Data records Block Start

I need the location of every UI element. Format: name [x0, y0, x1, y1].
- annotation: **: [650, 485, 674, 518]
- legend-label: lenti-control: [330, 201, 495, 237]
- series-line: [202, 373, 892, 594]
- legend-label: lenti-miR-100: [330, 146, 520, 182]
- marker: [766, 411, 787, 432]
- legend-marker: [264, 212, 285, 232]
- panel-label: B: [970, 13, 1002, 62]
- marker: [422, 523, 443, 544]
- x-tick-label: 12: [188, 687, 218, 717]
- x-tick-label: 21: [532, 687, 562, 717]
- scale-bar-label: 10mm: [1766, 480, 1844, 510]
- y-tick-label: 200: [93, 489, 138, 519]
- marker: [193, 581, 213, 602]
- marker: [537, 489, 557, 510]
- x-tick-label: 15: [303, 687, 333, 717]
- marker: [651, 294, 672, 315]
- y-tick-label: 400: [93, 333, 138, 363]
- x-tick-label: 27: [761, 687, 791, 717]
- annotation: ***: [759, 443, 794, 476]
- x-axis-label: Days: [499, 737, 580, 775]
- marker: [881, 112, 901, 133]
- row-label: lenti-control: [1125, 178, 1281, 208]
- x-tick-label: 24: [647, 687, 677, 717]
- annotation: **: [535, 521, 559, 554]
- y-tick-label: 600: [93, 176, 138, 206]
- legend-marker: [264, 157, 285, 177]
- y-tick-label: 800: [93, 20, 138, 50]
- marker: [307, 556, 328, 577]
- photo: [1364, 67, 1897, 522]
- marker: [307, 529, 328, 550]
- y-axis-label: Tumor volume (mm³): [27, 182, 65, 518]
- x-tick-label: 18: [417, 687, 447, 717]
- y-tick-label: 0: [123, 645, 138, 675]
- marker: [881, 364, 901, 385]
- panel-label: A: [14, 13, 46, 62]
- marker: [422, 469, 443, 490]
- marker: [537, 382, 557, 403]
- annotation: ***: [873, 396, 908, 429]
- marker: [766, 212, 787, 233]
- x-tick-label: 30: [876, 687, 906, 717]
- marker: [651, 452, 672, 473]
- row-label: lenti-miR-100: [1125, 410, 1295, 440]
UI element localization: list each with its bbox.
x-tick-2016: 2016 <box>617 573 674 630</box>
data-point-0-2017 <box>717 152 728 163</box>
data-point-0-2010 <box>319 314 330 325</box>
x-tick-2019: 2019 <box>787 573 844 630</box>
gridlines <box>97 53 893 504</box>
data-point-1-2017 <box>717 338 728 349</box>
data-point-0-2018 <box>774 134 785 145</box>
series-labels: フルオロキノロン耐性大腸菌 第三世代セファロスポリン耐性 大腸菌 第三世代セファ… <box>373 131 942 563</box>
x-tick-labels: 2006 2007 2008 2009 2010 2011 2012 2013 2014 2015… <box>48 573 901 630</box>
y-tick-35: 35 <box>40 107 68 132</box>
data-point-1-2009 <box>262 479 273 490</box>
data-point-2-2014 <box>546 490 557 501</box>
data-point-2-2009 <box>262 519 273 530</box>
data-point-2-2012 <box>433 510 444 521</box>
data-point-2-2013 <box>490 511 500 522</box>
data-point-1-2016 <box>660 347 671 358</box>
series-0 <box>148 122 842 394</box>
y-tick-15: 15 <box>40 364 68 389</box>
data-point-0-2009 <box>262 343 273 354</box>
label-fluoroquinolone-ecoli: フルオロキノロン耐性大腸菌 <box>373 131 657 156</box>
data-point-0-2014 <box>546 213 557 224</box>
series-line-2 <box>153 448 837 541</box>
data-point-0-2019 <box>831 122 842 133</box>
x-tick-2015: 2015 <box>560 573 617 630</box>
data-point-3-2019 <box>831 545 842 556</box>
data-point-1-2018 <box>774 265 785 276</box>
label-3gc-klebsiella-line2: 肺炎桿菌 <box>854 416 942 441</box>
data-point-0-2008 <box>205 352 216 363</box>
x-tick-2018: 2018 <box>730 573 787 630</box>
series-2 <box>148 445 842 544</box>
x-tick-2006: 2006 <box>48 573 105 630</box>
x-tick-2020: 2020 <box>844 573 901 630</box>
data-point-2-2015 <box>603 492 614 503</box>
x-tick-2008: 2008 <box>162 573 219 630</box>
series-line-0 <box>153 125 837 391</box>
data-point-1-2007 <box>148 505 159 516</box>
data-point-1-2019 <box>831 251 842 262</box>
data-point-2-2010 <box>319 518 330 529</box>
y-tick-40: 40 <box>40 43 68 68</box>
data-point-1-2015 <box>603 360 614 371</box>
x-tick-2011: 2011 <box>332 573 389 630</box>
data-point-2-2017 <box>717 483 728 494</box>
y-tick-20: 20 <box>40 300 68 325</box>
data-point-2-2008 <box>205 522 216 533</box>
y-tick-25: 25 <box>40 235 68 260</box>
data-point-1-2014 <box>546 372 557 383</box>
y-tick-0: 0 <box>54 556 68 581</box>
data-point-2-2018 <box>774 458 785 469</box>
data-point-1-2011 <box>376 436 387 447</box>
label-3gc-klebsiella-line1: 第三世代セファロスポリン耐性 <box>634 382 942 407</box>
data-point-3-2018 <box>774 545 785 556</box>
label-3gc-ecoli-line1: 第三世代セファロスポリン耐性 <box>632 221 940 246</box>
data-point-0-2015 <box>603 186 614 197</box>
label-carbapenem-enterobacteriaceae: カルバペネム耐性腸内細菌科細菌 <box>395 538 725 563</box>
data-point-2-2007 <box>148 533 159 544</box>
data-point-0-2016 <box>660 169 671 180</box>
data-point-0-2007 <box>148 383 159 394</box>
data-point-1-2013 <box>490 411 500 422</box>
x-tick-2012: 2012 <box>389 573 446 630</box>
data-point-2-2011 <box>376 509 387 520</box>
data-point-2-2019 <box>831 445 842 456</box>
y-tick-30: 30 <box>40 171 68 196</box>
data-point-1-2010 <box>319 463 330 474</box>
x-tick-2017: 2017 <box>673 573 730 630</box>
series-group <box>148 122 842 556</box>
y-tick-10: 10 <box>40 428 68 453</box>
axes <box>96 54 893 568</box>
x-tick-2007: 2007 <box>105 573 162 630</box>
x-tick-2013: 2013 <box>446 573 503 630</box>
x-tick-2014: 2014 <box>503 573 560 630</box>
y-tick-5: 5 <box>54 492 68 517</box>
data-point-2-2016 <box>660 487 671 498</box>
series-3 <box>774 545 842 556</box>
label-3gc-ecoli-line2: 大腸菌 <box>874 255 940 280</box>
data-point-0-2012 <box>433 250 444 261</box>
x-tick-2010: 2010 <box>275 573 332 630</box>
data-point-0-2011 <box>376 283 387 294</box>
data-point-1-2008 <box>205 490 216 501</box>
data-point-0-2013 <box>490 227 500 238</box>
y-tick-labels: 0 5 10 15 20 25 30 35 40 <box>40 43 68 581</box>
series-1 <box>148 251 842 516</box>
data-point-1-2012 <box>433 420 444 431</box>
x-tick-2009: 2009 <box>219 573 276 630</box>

Data records Block End

__How to complete this task__. Your reply should consist of a single number, the count of lines in the records above that contain the string "series".

__Problem solution__. 9